--- WHAT YOU WILL DO ---
Every line below that mentions the word "friends" should be copied out.

[BEGIN GIVEN DATA]

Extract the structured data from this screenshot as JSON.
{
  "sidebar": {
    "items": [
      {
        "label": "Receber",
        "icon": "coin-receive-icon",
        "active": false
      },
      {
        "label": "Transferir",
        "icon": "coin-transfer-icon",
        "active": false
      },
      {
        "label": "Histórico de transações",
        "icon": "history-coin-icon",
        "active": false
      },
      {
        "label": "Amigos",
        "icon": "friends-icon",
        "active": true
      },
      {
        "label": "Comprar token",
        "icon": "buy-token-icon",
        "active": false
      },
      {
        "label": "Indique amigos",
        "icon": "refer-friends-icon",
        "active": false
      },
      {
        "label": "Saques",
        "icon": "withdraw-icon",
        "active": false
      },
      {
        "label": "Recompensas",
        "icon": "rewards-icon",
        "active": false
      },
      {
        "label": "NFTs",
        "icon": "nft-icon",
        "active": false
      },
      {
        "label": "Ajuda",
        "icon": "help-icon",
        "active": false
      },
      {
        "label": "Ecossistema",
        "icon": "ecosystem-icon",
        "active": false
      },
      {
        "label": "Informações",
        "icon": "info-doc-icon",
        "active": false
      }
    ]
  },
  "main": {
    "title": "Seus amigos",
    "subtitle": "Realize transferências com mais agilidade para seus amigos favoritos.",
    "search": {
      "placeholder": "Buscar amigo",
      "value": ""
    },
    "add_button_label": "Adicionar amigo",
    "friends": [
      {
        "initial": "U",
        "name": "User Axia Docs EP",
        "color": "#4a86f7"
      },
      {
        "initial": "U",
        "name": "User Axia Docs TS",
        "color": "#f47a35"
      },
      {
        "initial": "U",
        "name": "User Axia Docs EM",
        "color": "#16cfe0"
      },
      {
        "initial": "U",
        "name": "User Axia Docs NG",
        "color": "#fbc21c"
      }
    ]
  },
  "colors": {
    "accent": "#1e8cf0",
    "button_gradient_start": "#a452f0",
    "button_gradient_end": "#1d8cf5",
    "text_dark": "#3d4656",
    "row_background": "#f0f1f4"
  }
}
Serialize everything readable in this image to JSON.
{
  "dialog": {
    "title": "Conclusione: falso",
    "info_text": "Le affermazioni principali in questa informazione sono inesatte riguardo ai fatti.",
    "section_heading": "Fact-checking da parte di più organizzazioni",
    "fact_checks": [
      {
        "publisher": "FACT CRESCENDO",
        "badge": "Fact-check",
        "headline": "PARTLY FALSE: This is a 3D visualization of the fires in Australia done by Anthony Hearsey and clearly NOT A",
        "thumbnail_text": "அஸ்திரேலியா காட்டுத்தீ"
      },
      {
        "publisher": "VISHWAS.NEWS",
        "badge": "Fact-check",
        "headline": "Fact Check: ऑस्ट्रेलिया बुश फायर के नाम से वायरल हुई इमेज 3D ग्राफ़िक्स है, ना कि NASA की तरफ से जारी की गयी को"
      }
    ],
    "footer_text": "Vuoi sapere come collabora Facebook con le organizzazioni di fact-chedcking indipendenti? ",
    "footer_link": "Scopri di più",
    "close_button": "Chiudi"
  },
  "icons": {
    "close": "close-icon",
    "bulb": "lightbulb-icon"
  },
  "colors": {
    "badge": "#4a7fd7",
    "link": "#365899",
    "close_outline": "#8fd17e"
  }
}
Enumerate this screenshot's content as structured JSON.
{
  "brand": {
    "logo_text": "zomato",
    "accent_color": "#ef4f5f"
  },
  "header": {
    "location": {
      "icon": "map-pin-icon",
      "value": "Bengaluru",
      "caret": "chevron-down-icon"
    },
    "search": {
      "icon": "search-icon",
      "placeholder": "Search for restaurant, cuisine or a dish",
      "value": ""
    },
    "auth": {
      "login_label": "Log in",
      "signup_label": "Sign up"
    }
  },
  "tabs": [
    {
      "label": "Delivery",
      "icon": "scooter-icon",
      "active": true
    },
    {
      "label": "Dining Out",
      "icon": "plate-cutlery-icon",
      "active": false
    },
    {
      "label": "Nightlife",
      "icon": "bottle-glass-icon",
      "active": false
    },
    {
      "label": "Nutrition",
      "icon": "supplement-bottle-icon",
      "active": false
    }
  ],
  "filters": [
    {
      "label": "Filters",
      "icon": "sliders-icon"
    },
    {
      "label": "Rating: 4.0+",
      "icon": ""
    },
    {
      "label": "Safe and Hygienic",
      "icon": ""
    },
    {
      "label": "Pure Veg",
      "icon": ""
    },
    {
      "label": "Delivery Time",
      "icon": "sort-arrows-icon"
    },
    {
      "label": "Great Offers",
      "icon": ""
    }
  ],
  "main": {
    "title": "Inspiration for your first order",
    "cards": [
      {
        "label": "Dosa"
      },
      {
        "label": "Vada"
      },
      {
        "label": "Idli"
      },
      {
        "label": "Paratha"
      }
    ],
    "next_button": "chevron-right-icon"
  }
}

[END GIVEN DATA]

--- TASK OUTPUT ---
        "icon": "friends-icon",
        "icon": "refer-friends-icon",
    "friends": [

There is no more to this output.